◆ TASK DETAILS ◆
Look through the entries and report how many lines include the word "this". Give the number alone.
+++ EXTRACTED ENTRIES
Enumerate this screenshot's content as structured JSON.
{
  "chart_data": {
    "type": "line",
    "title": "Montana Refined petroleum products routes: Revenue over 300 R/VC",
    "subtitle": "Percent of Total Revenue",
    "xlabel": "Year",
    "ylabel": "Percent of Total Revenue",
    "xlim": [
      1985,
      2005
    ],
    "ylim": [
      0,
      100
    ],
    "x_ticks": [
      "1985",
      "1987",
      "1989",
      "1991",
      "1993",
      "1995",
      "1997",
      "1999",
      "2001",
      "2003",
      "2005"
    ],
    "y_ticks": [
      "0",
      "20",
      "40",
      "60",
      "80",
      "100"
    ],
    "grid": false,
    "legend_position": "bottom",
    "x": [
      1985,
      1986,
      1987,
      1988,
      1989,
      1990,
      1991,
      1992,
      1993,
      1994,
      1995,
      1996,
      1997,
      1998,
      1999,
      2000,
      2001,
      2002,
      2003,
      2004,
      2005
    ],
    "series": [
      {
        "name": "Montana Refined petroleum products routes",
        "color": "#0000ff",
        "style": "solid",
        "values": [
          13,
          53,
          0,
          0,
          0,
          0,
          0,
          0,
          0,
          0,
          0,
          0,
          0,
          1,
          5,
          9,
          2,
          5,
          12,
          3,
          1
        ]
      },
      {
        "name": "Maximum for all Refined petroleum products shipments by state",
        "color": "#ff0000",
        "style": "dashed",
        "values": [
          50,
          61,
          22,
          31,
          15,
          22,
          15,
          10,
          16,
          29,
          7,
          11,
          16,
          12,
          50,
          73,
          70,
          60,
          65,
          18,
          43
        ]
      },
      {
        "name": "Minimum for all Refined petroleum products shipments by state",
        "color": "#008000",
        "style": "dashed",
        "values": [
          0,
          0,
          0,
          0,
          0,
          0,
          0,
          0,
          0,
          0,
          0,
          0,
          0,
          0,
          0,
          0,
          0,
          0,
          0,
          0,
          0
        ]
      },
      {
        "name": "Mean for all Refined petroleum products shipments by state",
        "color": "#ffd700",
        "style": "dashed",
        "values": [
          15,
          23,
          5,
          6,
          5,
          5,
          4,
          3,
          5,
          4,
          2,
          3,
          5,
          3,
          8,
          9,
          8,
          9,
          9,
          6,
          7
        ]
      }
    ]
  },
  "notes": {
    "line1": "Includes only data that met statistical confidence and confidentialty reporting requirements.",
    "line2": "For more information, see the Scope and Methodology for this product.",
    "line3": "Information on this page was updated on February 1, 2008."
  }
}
++++++
◆ CORRECT RESULT ◆
3